- Directions for this task
Copy whichever lines contain the string "Scored".

[Begin Data entries]

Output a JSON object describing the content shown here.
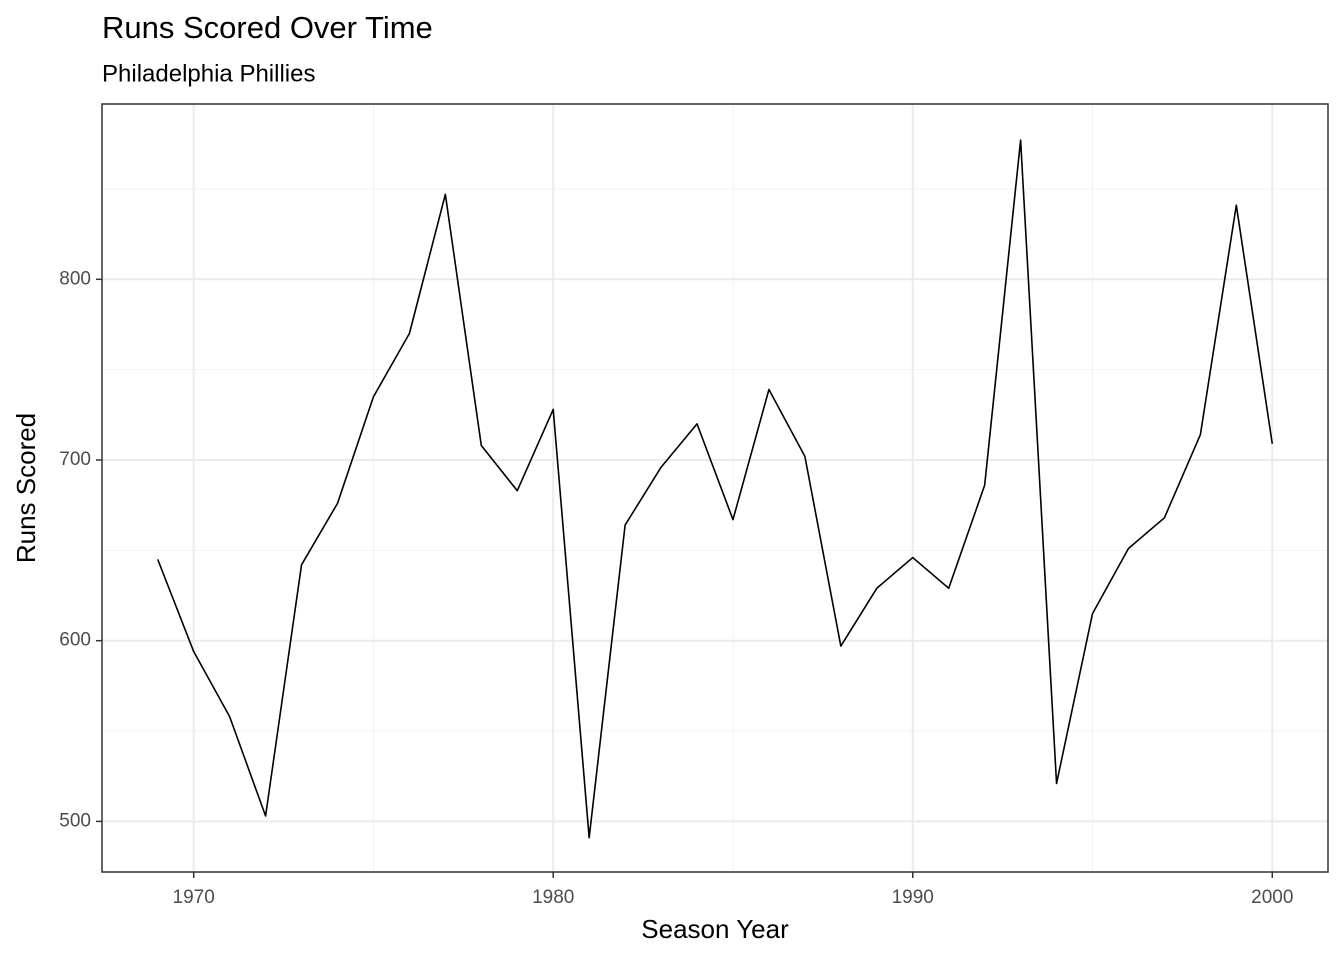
{
  "chart_data": {
    "type": "line",
    "title": "Runs Scored Over Time",
    "subtitle": "Philadelphia Phillies",
    "x_label": "Season Year",
    "y_label": "Runs Scored",
    "x": [
      1969,
      1970,
      1971,
      1972,
      1973,
      1974,
      1975,
      1976,
      1977,
      1978,
      1979,
      1980,
      1981,
      1982,
      1983,
      1984,
      1985,
      1986,
      1987,
      1988,
      1989,
      1990,
      1991,
      1992,
      1993,
      1994,
      1995,
      1996,
      1997,
      1998,
      1999,
      2000
    ],
    "values": [
      645,
      594,
      558,
      503,
      642,
      676,
      735,
      770,
      847,
      708,
      683,
      728,
      491,
      664,
      696,
      720,
      667,
      739,
      702,
      597,
      629,
      646,
      629,
      686,
      877,
      521,
      615,
      651,
      668,
      714,
      841,
      709
    ],
    "color": "#000000",
    "xlim": [
      1967.45,
      2001.55
    ],
    "xticks": [
      1970,
      1980,
      1990,
      2000
    ],
    "ylim": [
      472,
      897
    ],
    "yticks": [
      500,
      600,
      700,
      800
    ],
    "grid": true
  }
}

[End Data entries]

- Full output
    "title": "Runs Scored Over Time",
    "y_label": "Runs Scored",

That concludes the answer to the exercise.